### Records shown

╭──

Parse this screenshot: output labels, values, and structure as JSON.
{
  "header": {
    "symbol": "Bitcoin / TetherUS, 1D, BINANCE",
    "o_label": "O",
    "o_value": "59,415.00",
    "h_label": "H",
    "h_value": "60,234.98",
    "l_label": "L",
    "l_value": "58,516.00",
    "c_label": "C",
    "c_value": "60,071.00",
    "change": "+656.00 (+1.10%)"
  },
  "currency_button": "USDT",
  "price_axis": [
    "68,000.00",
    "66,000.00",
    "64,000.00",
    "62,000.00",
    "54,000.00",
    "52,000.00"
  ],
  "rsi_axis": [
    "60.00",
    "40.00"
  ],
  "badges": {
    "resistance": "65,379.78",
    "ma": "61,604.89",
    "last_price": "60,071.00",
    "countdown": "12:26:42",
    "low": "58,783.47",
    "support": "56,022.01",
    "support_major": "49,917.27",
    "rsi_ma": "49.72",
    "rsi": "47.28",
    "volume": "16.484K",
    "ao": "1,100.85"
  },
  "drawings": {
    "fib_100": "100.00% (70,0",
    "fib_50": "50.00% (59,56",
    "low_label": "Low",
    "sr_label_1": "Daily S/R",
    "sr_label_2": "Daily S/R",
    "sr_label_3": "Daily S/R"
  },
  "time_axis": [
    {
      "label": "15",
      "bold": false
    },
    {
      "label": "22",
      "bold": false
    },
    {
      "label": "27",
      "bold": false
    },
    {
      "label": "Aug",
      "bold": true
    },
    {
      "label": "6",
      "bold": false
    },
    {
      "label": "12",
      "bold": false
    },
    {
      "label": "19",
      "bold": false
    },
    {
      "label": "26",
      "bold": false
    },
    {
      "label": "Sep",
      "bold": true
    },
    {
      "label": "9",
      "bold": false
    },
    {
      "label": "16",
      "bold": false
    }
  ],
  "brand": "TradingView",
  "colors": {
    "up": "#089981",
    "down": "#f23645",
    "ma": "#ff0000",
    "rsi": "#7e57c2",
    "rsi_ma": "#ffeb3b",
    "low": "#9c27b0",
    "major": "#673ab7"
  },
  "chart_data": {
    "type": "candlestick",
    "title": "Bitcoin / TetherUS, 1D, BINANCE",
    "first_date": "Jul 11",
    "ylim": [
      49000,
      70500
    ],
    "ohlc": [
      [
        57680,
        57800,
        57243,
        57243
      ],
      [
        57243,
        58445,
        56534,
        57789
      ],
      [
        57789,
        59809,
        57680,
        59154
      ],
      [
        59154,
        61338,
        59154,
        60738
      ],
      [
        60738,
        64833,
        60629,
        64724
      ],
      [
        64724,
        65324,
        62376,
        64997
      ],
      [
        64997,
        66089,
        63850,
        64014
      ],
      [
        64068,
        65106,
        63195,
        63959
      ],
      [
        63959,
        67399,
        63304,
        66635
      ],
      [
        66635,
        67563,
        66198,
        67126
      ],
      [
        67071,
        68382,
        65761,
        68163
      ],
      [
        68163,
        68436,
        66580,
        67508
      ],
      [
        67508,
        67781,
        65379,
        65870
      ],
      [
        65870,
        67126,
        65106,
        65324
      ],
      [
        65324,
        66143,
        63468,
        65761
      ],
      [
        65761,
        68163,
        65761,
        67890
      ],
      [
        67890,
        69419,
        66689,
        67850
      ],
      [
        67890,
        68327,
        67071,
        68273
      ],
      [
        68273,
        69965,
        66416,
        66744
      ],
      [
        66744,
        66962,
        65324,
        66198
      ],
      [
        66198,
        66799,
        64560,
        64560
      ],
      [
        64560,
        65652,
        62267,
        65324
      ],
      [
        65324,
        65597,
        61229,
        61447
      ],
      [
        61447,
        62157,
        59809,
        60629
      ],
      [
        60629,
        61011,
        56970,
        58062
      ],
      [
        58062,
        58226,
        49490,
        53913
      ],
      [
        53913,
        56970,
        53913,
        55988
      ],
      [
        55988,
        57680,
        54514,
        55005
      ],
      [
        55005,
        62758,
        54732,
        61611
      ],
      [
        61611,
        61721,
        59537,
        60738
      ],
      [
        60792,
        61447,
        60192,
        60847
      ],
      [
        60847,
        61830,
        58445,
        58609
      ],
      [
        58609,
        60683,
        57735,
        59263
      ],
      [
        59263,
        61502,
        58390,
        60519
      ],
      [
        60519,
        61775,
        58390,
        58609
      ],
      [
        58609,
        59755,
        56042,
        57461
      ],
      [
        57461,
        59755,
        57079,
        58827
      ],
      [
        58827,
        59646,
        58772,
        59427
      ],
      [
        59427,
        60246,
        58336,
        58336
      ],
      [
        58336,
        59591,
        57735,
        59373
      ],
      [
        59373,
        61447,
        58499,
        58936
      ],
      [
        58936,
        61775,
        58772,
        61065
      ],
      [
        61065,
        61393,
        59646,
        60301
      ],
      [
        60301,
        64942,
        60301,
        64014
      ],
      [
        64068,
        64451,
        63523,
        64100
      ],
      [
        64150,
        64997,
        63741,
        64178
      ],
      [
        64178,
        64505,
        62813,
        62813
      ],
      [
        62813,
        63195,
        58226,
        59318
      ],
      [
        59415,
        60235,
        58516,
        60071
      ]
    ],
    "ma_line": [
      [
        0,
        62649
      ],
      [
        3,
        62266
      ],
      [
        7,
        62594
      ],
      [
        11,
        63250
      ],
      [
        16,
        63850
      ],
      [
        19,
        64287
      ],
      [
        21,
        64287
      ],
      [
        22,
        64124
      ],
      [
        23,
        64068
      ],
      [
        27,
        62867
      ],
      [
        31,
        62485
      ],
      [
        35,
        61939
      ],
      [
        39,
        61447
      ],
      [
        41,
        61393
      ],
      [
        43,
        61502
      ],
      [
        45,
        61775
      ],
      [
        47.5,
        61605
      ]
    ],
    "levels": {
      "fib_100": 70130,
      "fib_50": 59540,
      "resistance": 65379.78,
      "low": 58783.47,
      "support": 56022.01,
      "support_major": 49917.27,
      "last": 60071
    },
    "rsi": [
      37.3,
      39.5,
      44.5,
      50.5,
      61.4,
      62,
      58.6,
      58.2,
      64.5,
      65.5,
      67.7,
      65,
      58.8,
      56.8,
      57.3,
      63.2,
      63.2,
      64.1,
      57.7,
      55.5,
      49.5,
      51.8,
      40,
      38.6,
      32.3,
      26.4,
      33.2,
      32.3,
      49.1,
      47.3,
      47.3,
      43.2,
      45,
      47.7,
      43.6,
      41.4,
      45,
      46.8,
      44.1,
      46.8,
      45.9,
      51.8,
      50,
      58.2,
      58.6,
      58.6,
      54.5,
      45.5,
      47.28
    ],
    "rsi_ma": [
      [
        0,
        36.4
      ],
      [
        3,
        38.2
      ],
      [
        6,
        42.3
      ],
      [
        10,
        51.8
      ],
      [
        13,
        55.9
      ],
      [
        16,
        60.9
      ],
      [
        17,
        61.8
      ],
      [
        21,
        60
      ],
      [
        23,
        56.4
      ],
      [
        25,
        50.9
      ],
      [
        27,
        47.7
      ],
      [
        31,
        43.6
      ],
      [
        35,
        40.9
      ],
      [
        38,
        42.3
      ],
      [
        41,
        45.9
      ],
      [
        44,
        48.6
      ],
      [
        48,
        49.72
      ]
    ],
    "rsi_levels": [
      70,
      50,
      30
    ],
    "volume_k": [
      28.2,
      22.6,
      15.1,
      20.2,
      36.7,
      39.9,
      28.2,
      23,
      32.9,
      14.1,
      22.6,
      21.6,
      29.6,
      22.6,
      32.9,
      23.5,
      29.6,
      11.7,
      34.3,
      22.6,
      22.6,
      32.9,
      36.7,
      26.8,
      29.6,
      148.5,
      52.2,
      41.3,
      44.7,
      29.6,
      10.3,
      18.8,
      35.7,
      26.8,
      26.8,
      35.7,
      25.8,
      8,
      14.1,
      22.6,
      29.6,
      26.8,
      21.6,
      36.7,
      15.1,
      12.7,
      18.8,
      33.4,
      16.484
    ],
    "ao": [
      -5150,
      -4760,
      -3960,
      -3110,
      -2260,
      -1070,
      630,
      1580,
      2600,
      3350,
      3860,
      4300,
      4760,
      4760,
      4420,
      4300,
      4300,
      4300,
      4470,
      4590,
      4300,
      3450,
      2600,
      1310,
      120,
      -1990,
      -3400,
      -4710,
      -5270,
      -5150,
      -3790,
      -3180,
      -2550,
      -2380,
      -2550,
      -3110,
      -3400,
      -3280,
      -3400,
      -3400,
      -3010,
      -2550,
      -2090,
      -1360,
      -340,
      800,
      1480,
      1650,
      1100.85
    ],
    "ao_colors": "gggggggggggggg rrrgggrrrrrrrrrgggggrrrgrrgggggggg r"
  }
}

╰──

### Problem details
Among the lines of the data, identify those with the word "Bitcoin". Copy each of them.

### Solved problem
    "symbol": "Bitcoin / TetherUS, 1D, BINANCE",
    "title": "Bitcoin / TetherUS, 1D, BINANCE",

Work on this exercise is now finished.